■ Stored records:

· · · · ·

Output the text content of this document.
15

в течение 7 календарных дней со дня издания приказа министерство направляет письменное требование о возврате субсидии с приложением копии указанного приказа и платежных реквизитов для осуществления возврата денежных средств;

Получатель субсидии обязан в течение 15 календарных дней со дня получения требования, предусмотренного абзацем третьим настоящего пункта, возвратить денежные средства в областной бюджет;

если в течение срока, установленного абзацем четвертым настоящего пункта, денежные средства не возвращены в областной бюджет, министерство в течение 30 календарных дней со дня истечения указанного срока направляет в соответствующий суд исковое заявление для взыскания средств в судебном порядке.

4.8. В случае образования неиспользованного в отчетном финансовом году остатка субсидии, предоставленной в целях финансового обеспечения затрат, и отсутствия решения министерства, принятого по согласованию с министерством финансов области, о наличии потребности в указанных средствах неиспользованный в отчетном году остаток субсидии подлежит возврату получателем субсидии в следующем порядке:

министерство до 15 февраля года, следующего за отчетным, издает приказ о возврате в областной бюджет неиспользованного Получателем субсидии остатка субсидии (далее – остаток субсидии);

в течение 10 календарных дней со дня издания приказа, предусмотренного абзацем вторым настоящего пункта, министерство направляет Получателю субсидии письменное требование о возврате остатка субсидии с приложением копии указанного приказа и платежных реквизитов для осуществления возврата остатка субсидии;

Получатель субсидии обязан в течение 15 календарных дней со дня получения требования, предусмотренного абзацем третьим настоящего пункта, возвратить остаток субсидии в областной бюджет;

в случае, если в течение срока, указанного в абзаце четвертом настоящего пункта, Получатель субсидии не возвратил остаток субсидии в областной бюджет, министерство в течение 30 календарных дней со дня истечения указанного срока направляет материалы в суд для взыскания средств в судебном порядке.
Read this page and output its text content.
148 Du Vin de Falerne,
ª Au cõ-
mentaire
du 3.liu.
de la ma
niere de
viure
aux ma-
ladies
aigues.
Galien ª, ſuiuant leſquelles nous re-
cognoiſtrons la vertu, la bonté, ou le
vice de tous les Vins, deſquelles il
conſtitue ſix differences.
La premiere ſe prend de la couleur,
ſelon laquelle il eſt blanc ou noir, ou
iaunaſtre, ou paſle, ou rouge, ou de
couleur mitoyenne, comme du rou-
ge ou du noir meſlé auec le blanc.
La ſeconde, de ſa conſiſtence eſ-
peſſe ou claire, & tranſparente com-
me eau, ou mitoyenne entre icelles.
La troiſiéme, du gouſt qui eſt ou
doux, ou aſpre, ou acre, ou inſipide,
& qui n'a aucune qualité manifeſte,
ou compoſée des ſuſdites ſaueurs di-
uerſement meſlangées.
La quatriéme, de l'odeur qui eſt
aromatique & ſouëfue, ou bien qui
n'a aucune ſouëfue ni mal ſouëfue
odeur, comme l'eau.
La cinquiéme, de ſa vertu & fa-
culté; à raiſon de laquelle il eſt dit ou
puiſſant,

· · · · ·

Of the lines in this listing, how many contain "laquelle"? Reply with the number and nothing more.

2